> Written task: Repeat the listing that follows, character for character, minus the pictures.
+++ Listed records
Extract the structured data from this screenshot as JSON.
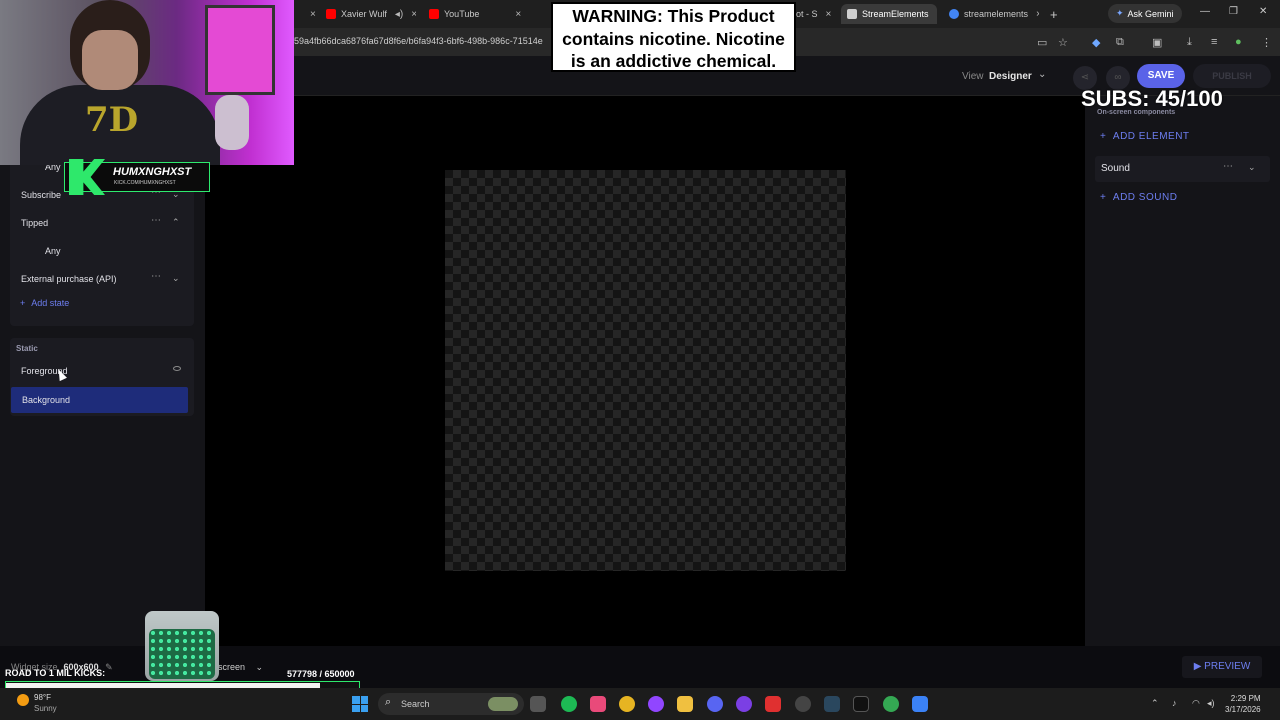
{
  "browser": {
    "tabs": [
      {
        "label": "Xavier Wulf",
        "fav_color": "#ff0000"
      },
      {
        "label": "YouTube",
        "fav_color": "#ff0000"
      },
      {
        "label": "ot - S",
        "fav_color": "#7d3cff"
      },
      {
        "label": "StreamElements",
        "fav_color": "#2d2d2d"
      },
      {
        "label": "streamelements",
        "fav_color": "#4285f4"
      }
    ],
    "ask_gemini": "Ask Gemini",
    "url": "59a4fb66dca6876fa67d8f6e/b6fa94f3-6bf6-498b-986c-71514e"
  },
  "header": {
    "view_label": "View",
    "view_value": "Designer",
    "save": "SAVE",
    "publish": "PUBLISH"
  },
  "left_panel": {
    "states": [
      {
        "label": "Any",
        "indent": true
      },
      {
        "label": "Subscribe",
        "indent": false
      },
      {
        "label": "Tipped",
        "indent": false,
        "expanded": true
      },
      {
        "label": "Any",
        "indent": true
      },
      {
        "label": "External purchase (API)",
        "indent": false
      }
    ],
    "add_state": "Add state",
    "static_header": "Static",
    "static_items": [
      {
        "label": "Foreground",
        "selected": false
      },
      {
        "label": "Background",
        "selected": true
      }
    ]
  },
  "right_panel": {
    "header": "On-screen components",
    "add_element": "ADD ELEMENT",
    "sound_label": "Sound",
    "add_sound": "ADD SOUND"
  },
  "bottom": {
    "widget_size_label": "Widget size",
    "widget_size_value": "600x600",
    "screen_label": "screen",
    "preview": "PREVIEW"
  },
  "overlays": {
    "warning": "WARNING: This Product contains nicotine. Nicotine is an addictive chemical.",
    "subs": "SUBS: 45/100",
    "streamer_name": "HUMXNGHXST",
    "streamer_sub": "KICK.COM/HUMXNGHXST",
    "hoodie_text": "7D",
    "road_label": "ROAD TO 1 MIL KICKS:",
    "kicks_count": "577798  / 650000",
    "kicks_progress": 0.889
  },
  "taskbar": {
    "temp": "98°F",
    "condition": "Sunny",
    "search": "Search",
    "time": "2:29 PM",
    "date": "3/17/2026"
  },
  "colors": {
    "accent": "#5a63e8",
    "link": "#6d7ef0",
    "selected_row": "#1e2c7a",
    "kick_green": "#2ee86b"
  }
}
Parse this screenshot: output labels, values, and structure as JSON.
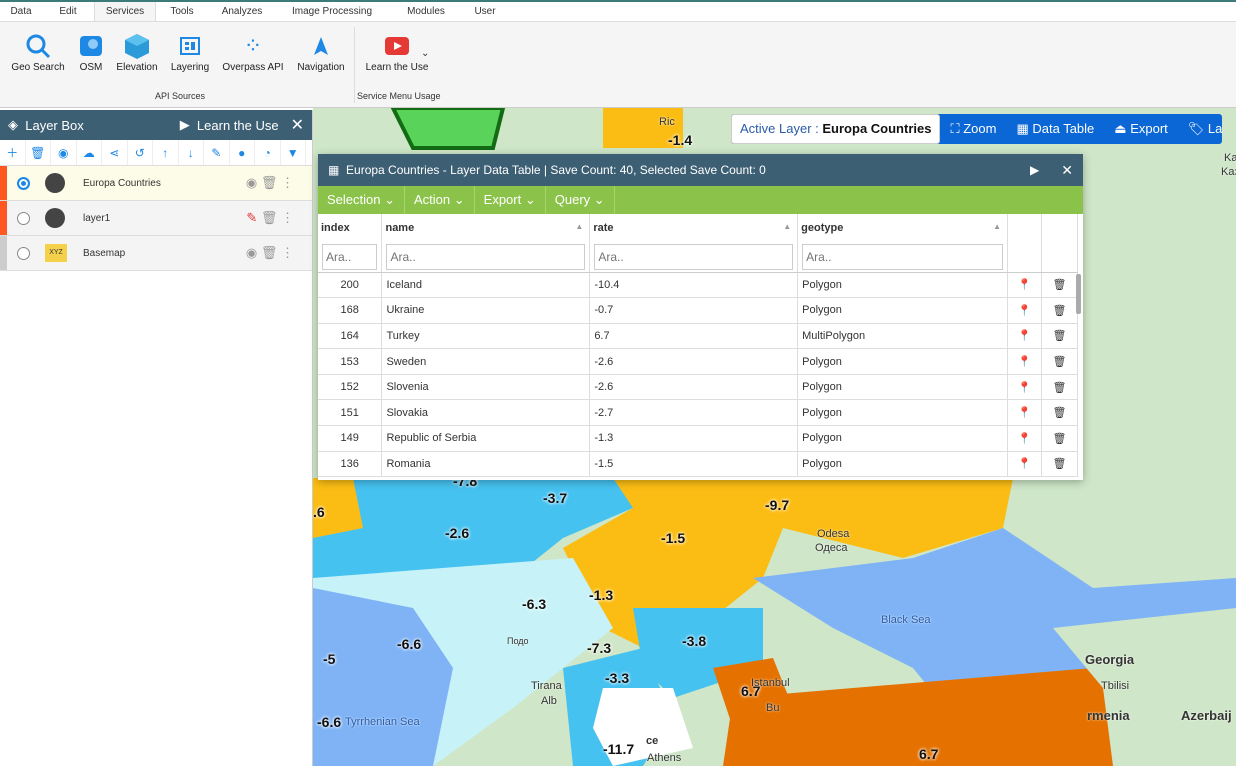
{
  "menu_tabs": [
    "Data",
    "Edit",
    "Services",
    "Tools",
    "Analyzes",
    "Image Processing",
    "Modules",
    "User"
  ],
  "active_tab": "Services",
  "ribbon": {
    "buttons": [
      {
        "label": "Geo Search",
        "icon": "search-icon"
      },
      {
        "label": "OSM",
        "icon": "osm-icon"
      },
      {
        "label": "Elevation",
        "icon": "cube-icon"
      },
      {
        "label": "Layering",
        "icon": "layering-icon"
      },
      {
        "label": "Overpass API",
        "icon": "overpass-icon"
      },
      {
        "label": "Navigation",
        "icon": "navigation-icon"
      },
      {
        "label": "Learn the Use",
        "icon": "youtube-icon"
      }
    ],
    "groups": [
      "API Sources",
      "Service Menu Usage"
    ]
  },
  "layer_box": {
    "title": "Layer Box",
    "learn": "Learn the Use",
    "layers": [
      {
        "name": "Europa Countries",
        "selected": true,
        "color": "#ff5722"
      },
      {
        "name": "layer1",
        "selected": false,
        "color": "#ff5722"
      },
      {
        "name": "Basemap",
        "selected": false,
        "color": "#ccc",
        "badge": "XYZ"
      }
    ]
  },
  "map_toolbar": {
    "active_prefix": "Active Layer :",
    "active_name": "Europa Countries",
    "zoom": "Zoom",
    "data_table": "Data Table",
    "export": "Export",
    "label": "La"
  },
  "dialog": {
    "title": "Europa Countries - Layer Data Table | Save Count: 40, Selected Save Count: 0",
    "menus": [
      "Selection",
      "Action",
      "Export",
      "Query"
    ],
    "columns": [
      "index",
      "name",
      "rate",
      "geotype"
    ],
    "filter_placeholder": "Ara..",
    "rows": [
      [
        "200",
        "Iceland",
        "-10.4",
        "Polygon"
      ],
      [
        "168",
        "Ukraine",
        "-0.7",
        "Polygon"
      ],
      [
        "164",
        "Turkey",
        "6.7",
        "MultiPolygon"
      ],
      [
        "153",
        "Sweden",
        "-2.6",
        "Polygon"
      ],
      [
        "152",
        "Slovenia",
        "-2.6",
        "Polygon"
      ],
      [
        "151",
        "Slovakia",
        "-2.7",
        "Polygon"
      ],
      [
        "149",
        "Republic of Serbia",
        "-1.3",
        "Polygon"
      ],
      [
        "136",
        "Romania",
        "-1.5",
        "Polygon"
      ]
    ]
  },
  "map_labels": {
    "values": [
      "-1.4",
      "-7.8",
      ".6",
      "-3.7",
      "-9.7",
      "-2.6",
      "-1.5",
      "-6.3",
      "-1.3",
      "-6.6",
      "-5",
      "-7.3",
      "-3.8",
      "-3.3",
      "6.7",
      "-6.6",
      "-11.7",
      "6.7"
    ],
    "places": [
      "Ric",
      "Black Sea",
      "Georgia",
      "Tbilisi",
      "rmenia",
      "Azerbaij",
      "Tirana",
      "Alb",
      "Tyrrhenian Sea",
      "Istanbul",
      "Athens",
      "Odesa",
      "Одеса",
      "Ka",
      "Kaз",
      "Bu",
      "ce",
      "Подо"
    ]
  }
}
++++++
> Solution to this problem:
Extract the structured data from this screenshot as JSON.
{
  "browser": {
    "tabs": [
      {
        "label": "Xavier Wulf",
        "fav_color": "#ff0000"
      },
      {
        "label": "YouTube",
        "fav_color": "#ff0000"
      },
      {
        "label": "ot - S",
        "fav_color": "#7d3cff"
      },
      {
        "label": "StreamElements",
        "fav_color": "#2d2d2d"
      },
      {
        "label": "streamelements",
        "fav_color": "#4285f4"
      }
    ],
    "ask_gemini": "Ask Gemini",
    "url": "59a4fb66dca6876fa67d8f6e/b6fa94f3-6bf6-498b-986c-71514e"
  },
  "header": {
    "view_label": "View",
    "view_value": "Designer",
    "save": "SAVE",
    "publish": "PUBLISH"
  },
  "left_panel": {
    "states": [
      {
        "label": "Any",
        "indent": true
      },
      {
        "label": "Subscribe",
        "indent": false
      },
      {
        "label": "Tipped",
        "indent": false,
        "expanded": true
      },
      {
        "label": "Any",
        "indent": true
      },
      {
        "label": "External purchase (API)",
        "indent": false
      }
    ],
    "add_state": "Add state",
    "static_header": "Static",
    "static_items": [
      {
        "label": "Foreground",
        "selected": false
      },
      {
        "label": "Background",
        "selected": true
      }
    ]
  },
  "right_panel": {
    "header": "On-screen components",
    "add_element": "ADD ELEMENT",
    "sound_label": "Sound",
    "add_sound": "ADD SOUND"
  },
  "bottom": {
    "widget_size_label": "Widget size",
    "widget_size_value": "600x600",
    "screen_label": "screen",
    "preview": "PREVIEW"
  },
  "overlays": {
    "warning": "WARNING: This Product contains nicotine. Nicotine is an addictive chemical.",
    "subs": "SUBS: 45/100",
    "streamer_name": "HUMXNGHXST",
    "streamer_sub": "KICK.COM/HUMXNGHXST",
    "hoodie_text": "7D",
    "road_label": "ROAD TO 1 MIL KICKS:",
    "kicks_count": "577798  / 650000",
    "kicks_progress": 0.889
  },
  "taskbar": {
    "temp": "98°F",
    "condition": "Sunny",
    "search": "Search",
    "time": "2:29 PM",
    "date": "3/17/2026"
  },
  "colors": {
    "accent": "#5a63e8",
    "link": "#6d7ef0",
    "selected_row": "#1e2c7a",
    "kick_green": "#2ee86b"
  }
}
Parse this screenshot: output labels, values, and structure as JSON.
{
  "menu_tabs": [
    "Data",
    "Edit",
    "Services",
    "Tools",
    "Analyzes",
    "Image Processing",
    "Modules",
    "User"
  ],
  "active_tab": "Services",
  "ribbon": {
    "buttons": [
      {
        "label": "Geo Search",
        "icon": "search-icon"
      },
      {
        "label": "OSM",
        "icon": "osm-icon"
      },
      {
        "label": "Elevation",
        "icon": "cube-icon"
      },
      {
        "label": "Layering",
        "icon": "layering-icon"
      },
      {
        "label": "Overpass API",
        "icon": "overpass-icon"
      },
      {
        "label": "Navigation",
        "icon": "navigation-icon"
      },
      {
        "label": "Learn the Use",
        "icon": "youtube-icon"
      }
    ],
    "groups": [
      "API Sources",
      "Service Menu Usage"
    ]
  },
  "layer_box": {
    "title": "Layer Box",
    "learn": "Learn the Use",
    "layers": [
      {
        "name": "Europa Countries",
        "selected": true,
        "color": "#ff5722"
      },
      {
        "name": "layer1",
        "selected": false,
        "color": "#ff5722"
      },
      {
        "name": "Basemap",
        "selected": false,
        "color": "#ccc",
        "badge": "XYZ"
      }
    ]
  },
  "map_toolbar": {
    "active_prefix": "Active Layer :",
    "active_name": "Europa Countries",
    "zoom": "Zoom",
    "data_table": "Data Table",
    "export": "Export",
    "label": "La"
  },
  "dialog": {
    "title": "Europa Countries - Layer Data Table | Save Count: 40, Selected Save Count: 0",
    "menus": [
      "Selection",
      "Action",
      "Export",
      "Query"
    ],
    "columns": [
      "index",
      "name",
      "rate",
      "geotype"
    ],
    "filter_placeholder": "Ara..",
    "rows": [
      [
        "200",
        "Iceland",
        "-10.4",
        "Polygon"
      ],
      [
        "168",
        "Ukraine",
        "-0.7",
        "Polygon"
      ],
      [
        "164",
        "Turkey",
        "6.7",
        "MultiPolygon"
      ],
      [
        "153",
        "Sweden",
        "-2.6",
        "Polygon"
      ],
      [
        "152",
        "Slovenia",
        "-2.6",
        "Polygon"
      ],
      [
        "151",
        "Slovakia",
        "-2.7",
        "Polygon"
      ],
      [
        "149",
        "Republic of Serbia",
        "-1.3",
        "Polygon"
      ],
      [
        "136",
        "Romania",
        "-1.5",
        "Polygon"
      ]
    ]
  },
  "map_labels": {
    "values": [
      "-1.4",
      "-7.8",
      ".6",
      "-3.7",
      "-9.7",
      "-2.6",
      "-1.5",
      "-6.3",
      "-1.3",
      "-6.6",
      "-5",
      "-7.3",
      "-3.8",
      "-3.3",
      "6.7",
      "-6.6",
      "-11.7",
      "6.7"
    ],
    "places": [
      "Ric",
      "Black Sea",
      "Georgia",
      "Tbilisi",
      "rmenia",
      "Azerbaij",
      "Tirana",
      "Alb",
      "Tyrrhenian Sea",
      "Istanbul",
      "Athens",
      "Odesa",
      "Одеса",
      "Ka",
      "Kaз",
      "Bu",
      "ce",
      "Подо"
    ]
  }
}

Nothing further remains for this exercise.